Problem to solve = Reproduce all of the data word for word.

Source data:
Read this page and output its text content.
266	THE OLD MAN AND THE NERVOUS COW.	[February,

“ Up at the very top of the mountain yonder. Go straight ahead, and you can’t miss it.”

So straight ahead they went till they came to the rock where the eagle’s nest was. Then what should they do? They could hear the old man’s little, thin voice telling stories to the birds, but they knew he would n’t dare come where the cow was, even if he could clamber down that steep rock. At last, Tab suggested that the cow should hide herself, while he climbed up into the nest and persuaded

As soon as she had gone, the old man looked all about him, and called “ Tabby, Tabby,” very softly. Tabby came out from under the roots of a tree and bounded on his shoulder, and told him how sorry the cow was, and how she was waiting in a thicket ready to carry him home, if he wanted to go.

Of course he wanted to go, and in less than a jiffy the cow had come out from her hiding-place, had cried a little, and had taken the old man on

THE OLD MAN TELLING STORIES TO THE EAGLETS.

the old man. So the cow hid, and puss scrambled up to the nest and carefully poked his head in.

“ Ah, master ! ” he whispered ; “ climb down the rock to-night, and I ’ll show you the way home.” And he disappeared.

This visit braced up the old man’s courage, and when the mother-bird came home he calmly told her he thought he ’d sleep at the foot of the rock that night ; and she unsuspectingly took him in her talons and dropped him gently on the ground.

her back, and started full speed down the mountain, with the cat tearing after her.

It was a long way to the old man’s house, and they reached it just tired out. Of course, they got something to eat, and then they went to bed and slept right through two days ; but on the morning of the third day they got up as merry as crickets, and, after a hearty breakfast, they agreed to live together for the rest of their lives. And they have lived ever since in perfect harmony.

Correct response =
Read this page and output its text content.
266	THE OLD MAN AND THE NERVOUS COW.	[February,

“ Up at the very top of the mountain yonder. Go straight ahead, and you can’t miss it.”

So straight ahead they went till they came to the rock where the eagle’s nest was. Then what should they do? They could hear the old man’s little, thin voice telling stories to the birds, but they knew he would n’t dare come where the cow was, even if he could clamber down that steep rock. At last, Tab suggested that the cow should hide herself, while he climbed up into the nest and persuaded

As soon as she had gone, the old man looked all about him, and called “ Tabby, Tabby,” very softly. Tabby came out from under the roots of a tree and bounded on his shoulder, and told him how sorry the cow was, and how she was waiting in a thicket ready to carry him home, if he wanted to go.

Of course he wanted to go, and in less than a jiffy the cow had come out from her hiding-place, had cried a little, and had taken the old man on

THE OLD MAN TELLING STORIES TO THE EAGLETS.

the old man. So the cow hid, and puss scrambled up to the nest and carefully poked his head in.

“ Ah, master ! ” he whispered ; “ climb down the rock to-night, and I ’ll show you the way home.” And he disappeared.

This visit braced up the old man’s courage, and when the mother-bird came home he calmly told her he thought he ’d sleep at the foot of the rock that night ; and she unsuspectingly took him in her talons and dropped him gently on the ground.

her back, and started full speed down the mountain, with the cat tearing after her.

It was a long way to the old man’s house, and they reached it just tired out. Of course, they got something to eat, and then they went to bed and slept right through two days ; but on the morning of the third day they got up as merry as crickets, and, after a hearty breakfast, they agreed to live together for the rest of their lives. And they have lived ever since in perfect harmony.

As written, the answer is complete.